* _Task requirements_
State how many lines of the entries hold the string "JSON", and output nothing but that count.

* _Data shown_

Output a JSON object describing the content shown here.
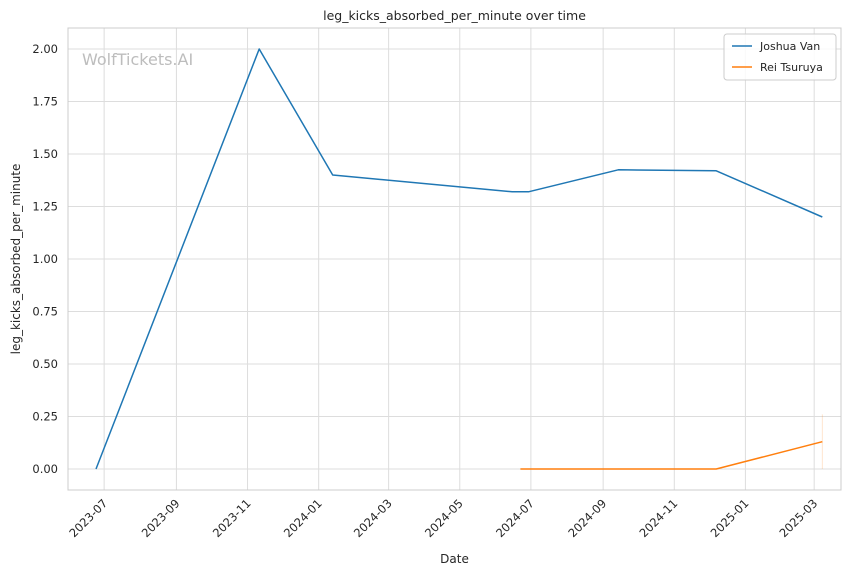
{
  "chart_data": {
    "type": "line",
    "title": "leg_kicks_absorbed_per_minute over time",
    "xlabel": "Date",
    "ylabel": "leg_kicks_absorbed_per_minute",
    "watermark": "WolfTickets.AI",
    "x_ticks": [
      "2023-07",
      "2023-09",
      "2023-11",
      "2024-01",
      "2024-03",
      "2024-05",
      "2024-07",
      "2024-09",
      "2024-11",
      "2025-01",
      "2025-03"
    ],
    "y_ticks": [
      "0.00",
      "0.25",
      "0.50",
      "0.75",
      "1.00",
      "1.25",
      "1.50",
      "1.75",
      "2.00"
    ],
    "ylim": [
      -0.1,
      2.1
    ],
    "xlim": [
      "2023-05-31",
      "2025-03-24"
    ],
    "grid": true,
    "legend_position": "top-right",
    "series": [
      {
        "name": "Joshua Van",
        "color": "#1f77b4",
        "x": [
          "2023-06-24",
          "2023-11-11",
          "2024-01-13",
          "2024-06-15",
          "2024-06-29",
          "2024-09-14",
          "2024-12-07",
          "2025-03-08"
        ],
        "values": [
          0.0,
          2.0,
          1.4,
          1.32,
          1.32,
          1.425,
          1.42,
          1.2
        ]
      },
      {
        "name": "Rei Tsuruya",
        "color": "#ff7f0e",
        "x": [
          "2024-06-22",
          "2024-09-14",
          "2024-12-07",
          "2025-03-08"
        ],
        "values": [
          0.0,
          0.0,
          0.0,
          0.13
        ]
      }
    ]
  }
}
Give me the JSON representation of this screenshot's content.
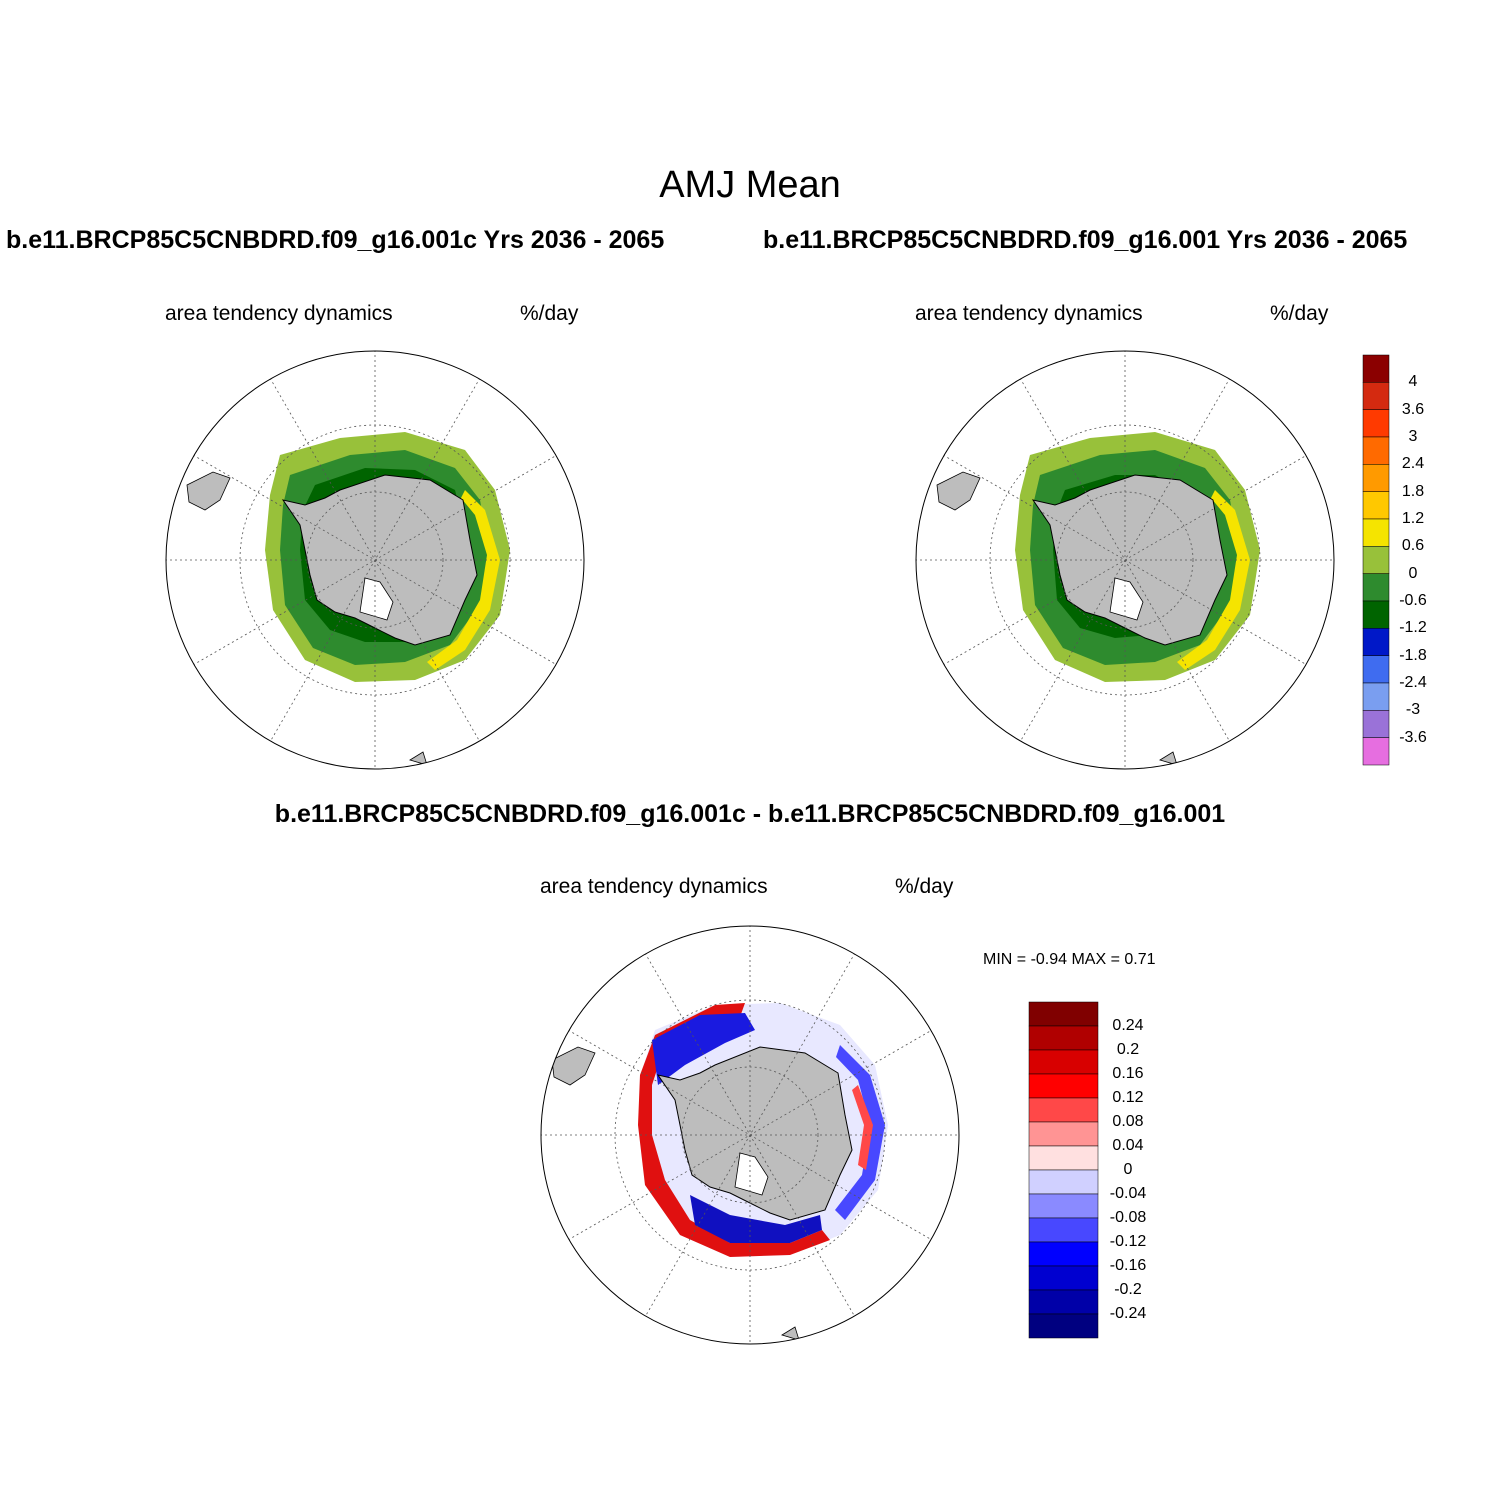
{
  "page": {
    "title": "AMJ Mean",
    "panel_left_title": "b.e11.BRCP85C5CNBDRD.f09_g16.001c  Yrs 2036 - 2065",
    "panel_right_title": "b.e11.BRCP85C5CNBDRD.f09_g16.001  Yrs 2036 - 2065",
    "diff_title": "b.e11.BRCP85C5CNBDRD.f09_g16.001c - b.e11.BRCP85C5CNBDRD.f09_g16.001"
  },
  "panels": {
    "left": {
      "variable": "area tendency dynamics",
      "units": "%/day"
    },
    "right": {
      "variable": "area tendency dynamics",
      "units": "%/day"
    },
    "diff": {
      "variable": "area tendency dynamics",
      "units": "%/day",
      "minmax": "MIN =  -0.94 MAX =   0.71"
    }
  },
  "colorbar_main": {
    "labels": [
      "4",
      "3.6",
      "3",
      "2.4",
      "1.8",
      "1.2",
      "0.6",
      "0",
      "-0.6",
      "-1.2",
      "-1.8",
      "-2.4",
      "-3",
      "-3.6"
    ],
    "colors": [
      "#8b0000",
      "#d42a10",
      "#ff3a00",
      "#ff6a00",
      "#ff9a00",
      "#ffc800",
      "#f5e400",
      "#98c13a",
      "#2e8b2e",
      "#006400",
      "#0018c8",
      "#3f6cf0",
      "#7a9ef0",
      "#9a72d8",
      "#e66ee0"
    ]
  },
  "colorbar_diff": {
    "labels": [
      "0.24",
      "0.2",
      "0.16",
      "0.12",
      "0.08",
      "0.04",
      "0",
      "-0.04",
      "-0.08",
      "-0.12",
      "-0.16",
      "-0.2",
      "-0.24"
    ],
    "colors": [
      "#800000",
      "#b00000",
      "#d80000",
      "#ff0000",
      "#ff4848",
      "#ff9494",
      "#ffe0e0",
      "#d0d0ff",
      "#8a8aff",
      "#4848ff",
      "#0000ff",
      "#0000d0",
      "#0000a8",
      "#000080"
    ]
  }
}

* _Output below_
2